- _Instructions for the task_
Go through the listing and copy each line with the string "rapports".

-=-=-

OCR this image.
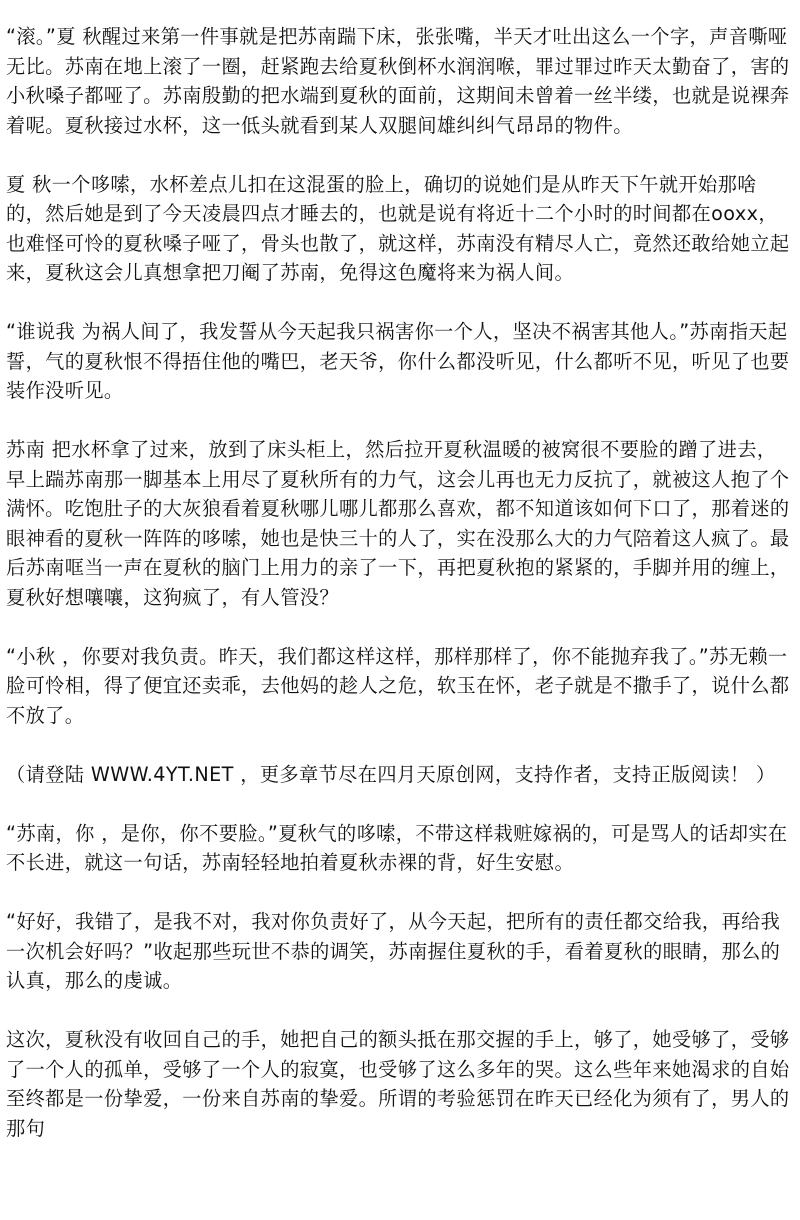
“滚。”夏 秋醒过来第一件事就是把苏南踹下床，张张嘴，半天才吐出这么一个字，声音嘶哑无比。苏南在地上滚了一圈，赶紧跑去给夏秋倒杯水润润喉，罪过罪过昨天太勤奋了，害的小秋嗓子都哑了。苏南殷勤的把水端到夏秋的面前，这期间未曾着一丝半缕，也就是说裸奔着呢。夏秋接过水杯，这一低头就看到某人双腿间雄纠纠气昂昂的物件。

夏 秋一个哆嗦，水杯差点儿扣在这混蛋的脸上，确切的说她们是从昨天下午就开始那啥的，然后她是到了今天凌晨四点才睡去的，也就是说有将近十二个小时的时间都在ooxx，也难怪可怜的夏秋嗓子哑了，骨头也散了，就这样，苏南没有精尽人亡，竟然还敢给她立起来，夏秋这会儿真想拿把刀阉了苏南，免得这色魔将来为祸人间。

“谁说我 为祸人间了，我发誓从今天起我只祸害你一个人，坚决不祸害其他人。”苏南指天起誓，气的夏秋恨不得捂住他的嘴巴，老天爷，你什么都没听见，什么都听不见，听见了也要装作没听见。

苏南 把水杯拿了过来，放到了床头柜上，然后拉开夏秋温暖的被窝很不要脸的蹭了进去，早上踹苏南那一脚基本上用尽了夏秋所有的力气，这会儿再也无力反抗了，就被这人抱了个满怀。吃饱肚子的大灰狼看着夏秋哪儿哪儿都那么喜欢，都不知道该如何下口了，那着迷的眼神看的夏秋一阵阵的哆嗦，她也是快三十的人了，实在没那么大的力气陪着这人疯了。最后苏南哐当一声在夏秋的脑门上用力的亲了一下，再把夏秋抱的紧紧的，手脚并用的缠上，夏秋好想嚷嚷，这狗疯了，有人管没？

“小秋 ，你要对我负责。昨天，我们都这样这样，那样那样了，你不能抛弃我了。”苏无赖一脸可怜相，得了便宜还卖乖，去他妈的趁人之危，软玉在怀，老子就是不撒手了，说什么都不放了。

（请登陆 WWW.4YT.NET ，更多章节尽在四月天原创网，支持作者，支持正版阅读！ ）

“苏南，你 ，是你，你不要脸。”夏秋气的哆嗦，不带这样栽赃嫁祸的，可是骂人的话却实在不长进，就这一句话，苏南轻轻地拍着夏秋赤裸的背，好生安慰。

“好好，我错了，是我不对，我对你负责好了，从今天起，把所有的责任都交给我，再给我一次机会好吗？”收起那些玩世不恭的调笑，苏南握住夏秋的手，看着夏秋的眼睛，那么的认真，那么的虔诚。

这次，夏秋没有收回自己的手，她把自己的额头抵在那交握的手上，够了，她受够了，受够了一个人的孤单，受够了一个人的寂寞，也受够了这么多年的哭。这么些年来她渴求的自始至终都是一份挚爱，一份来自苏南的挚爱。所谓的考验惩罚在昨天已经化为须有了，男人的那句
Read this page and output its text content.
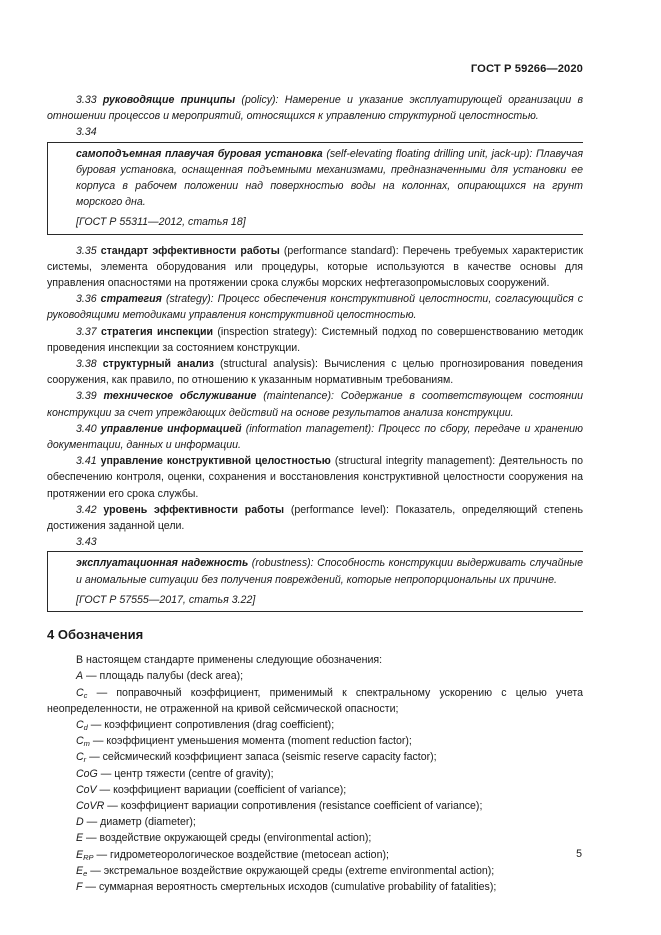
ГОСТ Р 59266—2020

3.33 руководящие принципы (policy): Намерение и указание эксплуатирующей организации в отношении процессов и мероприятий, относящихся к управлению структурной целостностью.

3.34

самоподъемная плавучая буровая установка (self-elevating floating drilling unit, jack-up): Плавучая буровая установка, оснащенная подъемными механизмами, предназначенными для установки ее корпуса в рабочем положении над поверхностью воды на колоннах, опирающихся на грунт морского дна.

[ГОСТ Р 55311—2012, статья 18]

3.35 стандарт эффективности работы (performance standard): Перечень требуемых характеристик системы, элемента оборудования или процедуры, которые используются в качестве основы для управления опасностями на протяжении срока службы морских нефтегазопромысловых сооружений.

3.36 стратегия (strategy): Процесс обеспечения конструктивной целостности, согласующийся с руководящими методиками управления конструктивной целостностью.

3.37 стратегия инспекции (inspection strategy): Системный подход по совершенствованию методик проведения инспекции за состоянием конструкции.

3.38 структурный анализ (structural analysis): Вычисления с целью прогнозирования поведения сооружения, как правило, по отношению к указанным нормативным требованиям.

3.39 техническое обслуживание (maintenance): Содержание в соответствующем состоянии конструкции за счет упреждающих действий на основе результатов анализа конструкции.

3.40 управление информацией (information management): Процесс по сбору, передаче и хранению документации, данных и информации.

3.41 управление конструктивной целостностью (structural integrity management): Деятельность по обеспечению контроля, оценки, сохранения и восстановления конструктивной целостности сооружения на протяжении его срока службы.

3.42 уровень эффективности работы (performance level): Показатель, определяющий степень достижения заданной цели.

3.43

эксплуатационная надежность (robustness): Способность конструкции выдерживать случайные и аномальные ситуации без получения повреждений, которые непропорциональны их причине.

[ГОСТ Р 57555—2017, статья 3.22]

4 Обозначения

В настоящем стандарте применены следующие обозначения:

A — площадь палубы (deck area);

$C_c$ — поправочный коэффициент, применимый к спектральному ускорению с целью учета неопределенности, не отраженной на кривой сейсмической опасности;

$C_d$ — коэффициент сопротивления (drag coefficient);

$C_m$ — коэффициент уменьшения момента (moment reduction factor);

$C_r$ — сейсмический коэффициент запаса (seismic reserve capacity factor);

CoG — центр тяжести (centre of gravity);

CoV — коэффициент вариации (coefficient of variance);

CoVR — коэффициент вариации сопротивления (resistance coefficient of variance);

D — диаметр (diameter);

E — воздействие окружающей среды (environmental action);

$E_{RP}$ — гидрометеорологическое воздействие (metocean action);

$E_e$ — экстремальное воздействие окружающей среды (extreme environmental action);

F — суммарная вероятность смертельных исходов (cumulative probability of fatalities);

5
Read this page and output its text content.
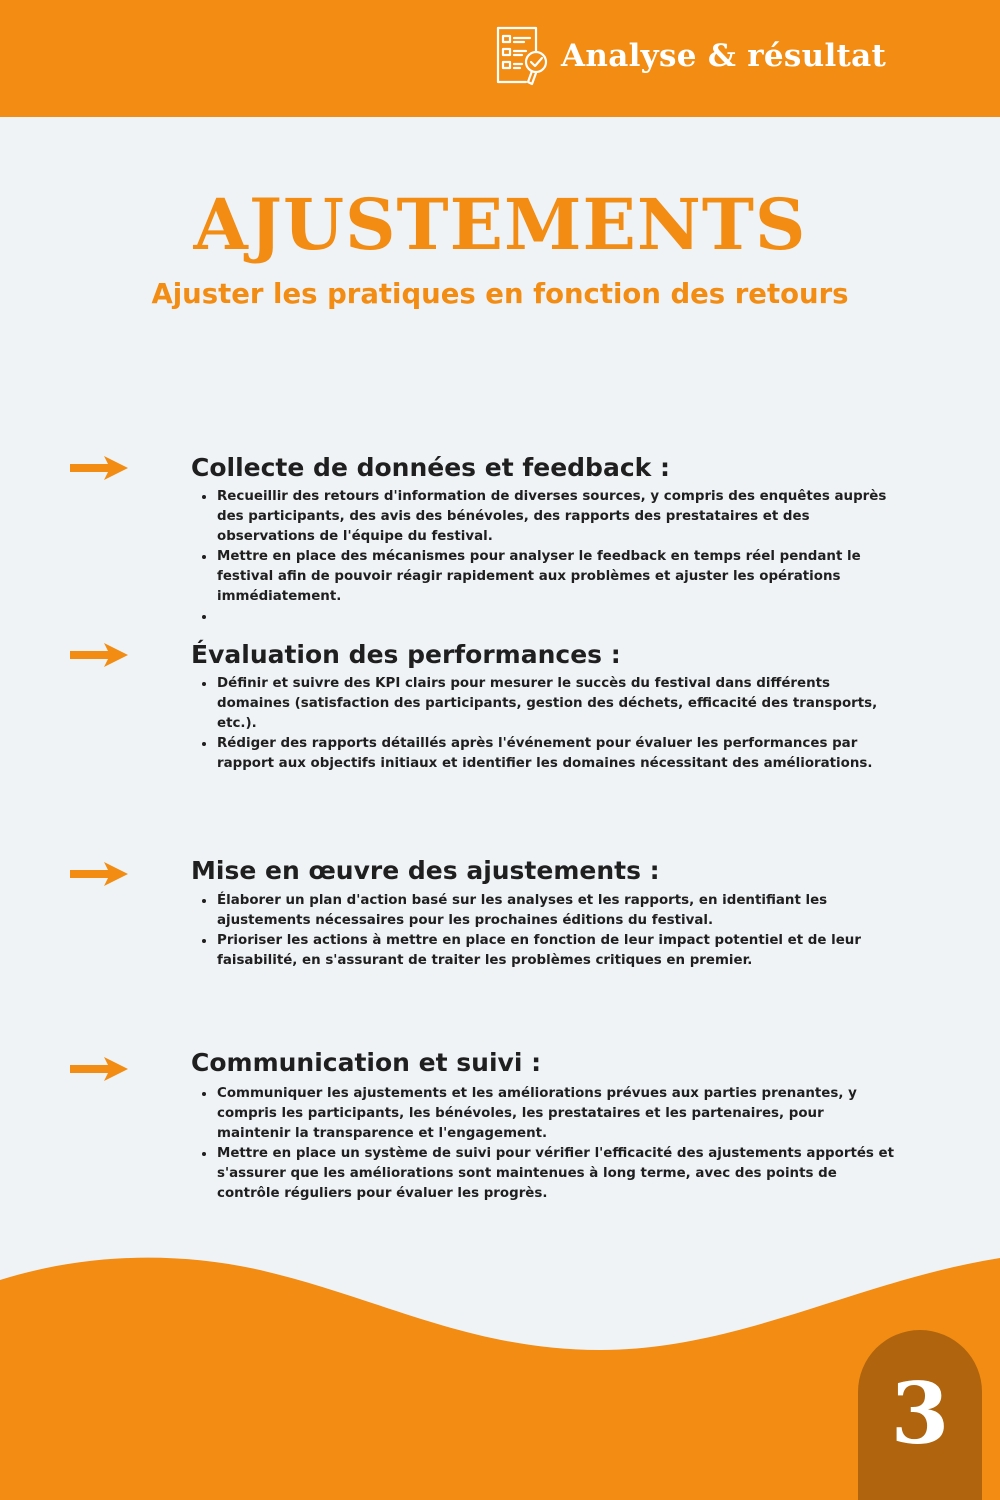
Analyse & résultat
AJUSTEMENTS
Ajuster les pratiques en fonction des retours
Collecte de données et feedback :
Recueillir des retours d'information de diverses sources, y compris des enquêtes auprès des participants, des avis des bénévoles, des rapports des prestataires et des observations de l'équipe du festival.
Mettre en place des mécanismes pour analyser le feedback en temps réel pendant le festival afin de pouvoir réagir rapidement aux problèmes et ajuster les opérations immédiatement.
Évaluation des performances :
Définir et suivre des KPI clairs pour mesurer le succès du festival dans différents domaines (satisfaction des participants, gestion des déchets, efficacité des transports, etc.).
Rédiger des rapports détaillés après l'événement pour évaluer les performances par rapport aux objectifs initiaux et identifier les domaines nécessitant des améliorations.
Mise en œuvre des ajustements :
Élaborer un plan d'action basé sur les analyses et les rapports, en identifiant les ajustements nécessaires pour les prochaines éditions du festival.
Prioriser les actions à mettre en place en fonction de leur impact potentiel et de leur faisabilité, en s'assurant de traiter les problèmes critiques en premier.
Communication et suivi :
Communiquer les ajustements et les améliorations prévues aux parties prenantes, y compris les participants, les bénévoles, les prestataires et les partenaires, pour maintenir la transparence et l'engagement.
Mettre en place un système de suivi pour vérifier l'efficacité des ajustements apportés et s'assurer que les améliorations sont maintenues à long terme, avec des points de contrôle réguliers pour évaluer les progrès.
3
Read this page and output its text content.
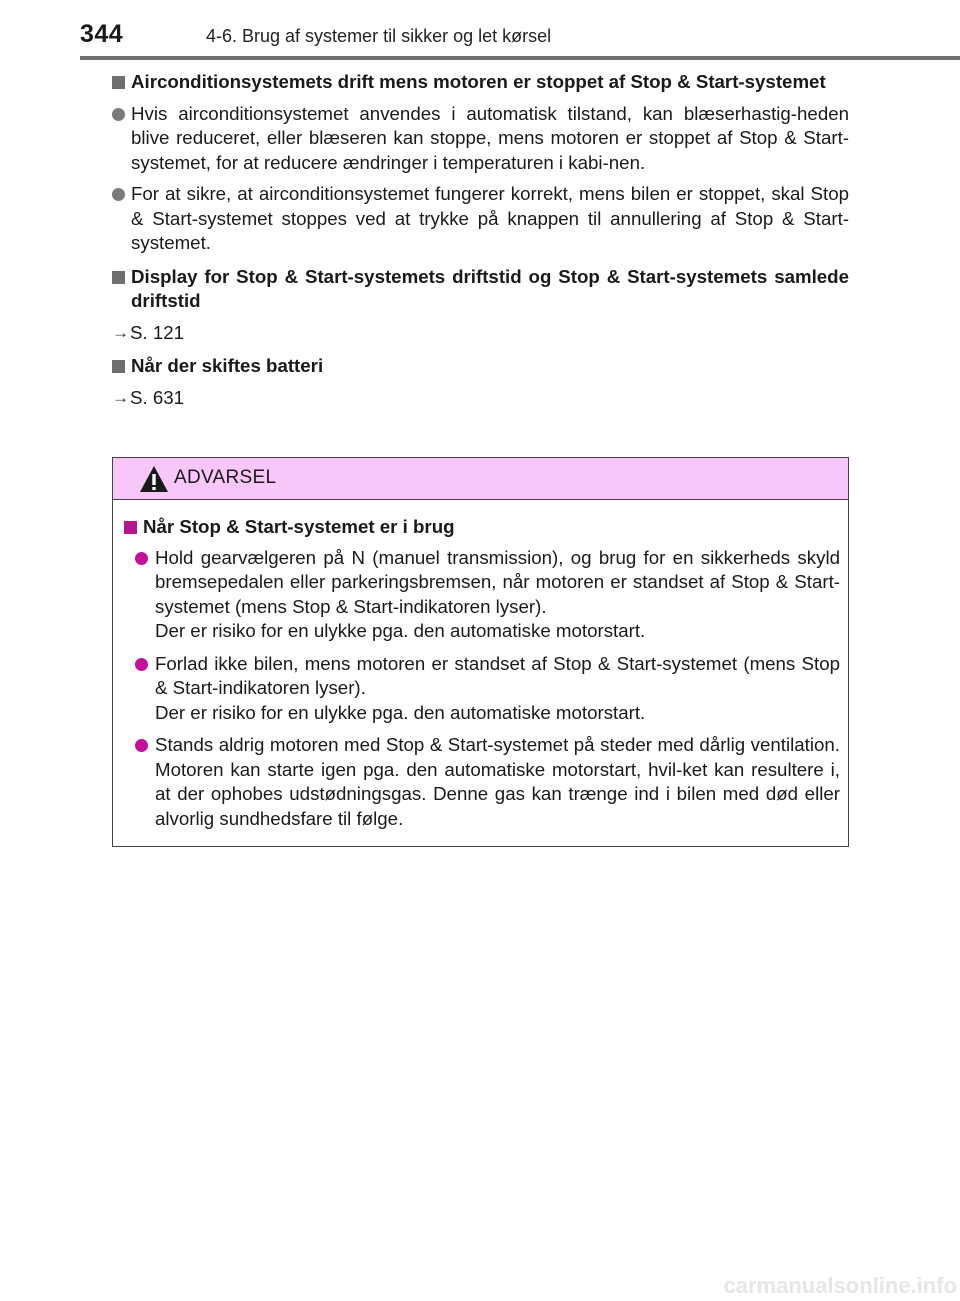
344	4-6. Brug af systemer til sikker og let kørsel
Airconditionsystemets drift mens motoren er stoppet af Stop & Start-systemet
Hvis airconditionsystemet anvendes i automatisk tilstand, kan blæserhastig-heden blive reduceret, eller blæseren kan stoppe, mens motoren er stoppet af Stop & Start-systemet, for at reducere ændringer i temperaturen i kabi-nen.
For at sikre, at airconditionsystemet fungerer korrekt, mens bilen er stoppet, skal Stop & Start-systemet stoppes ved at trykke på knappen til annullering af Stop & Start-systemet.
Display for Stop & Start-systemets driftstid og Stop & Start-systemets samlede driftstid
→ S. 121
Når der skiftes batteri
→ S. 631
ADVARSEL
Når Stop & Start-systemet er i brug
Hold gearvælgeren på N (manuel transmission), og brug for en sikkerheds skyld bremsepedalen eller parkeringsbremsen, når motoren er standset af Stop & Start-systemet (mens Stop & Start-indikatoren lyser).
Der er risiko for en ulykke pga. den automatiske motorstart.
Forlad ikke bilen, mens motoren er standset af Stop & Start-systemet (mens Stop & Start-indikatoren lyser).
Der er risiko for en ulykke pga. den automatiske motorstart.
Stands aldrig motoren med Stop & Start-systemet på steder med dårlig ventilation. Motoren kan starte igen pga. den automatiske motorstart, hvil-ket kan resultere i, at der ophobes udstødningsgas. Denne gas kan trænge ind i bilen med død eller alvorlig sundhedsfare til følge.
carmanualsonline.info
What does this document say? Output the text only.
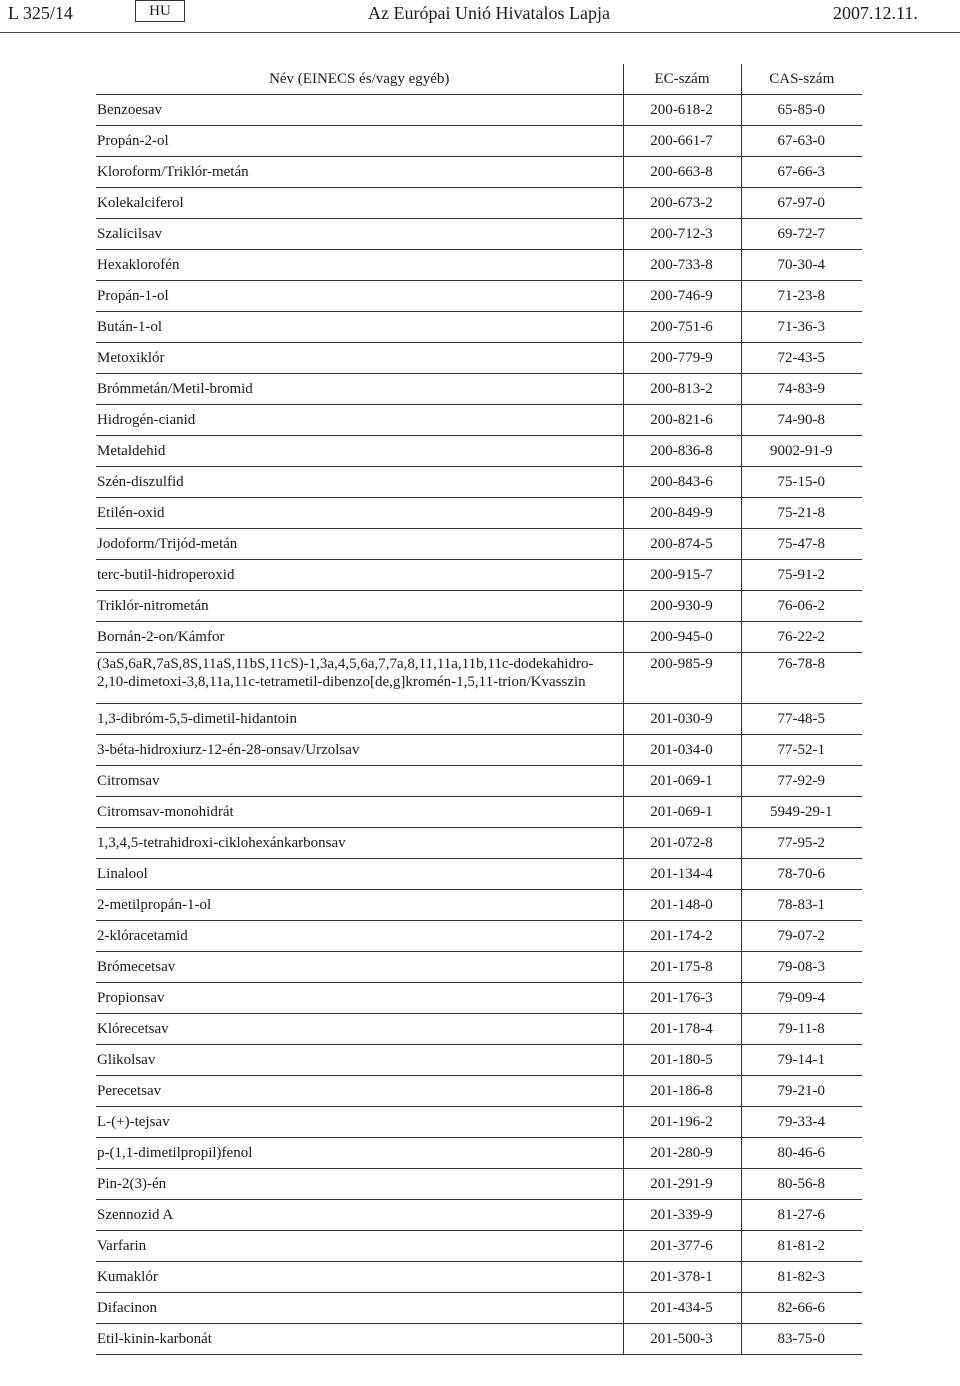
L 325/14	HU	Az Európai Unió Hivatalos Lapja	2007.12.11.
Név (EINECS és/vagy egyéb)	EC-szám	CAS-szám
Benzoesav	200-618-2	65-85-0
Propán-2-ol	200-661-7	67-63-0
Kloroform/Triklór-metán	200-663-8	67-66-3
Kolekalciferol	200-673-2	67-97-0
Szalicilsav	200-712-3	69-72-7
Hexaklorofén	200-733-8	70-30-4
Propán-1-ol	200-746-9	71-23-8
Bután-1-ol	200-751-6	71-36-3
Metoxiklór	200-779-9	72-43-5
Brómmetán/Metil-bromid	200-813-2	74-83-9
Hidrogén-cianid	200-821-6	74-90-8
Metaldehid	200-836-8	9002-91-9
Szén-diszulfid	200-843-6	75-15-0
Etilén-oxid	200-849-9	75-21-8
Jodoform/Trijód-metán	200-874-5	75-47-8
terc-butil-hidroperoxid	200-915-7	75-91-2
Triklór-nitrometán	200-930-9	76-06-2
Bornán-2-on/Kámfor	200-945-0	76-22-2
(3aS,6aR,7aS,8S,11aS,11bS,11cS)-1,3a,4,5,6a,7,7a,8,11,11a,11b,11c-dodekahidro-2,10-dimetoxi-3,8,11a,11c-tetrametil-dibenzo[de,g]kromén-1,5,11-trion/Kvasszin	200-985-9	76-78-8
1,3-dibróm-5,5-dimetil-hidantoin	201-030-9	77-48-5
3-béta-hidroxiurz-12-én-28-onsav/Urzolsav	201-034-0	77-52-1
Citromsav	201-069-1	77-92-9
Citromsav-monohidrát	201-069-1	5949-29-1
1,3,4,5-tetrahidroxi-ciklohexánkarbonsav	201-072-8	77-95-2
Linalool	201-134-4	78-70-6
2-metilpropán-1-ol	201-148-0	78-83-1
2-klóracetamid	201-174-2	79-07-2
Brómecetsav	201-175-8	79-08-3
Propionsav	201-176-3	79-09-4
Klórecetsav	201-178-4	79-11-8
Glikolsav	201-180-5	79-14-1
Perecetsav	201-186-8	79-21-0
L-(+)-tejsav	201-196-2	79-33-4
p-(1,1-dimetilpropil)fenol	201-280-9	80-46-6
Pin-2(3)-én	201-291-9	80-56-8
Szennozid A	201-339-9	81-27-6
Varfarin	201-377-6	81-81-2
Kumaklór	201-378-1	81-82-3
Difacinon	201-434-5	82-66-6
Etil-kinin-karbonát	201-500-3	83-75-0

-=-=-

- _Exercise answer_
Recueillir des retours d'information de diverses sources, y compris des enquêtes auprès des participants, des avis des bénévoles, des rapports des prestataires et des observations de l'équipe du festival.
Rédiger des rapports détaillés après l'événement pour évaluer les performances par rapport aux objectifs initiaux et identifier les domaines nécessitant des améliorations.
Élaborer un plan d'action basé sur les analyses et les rapports, en identifiant les ajustements nécessaires pour les prochaines éditions du festival.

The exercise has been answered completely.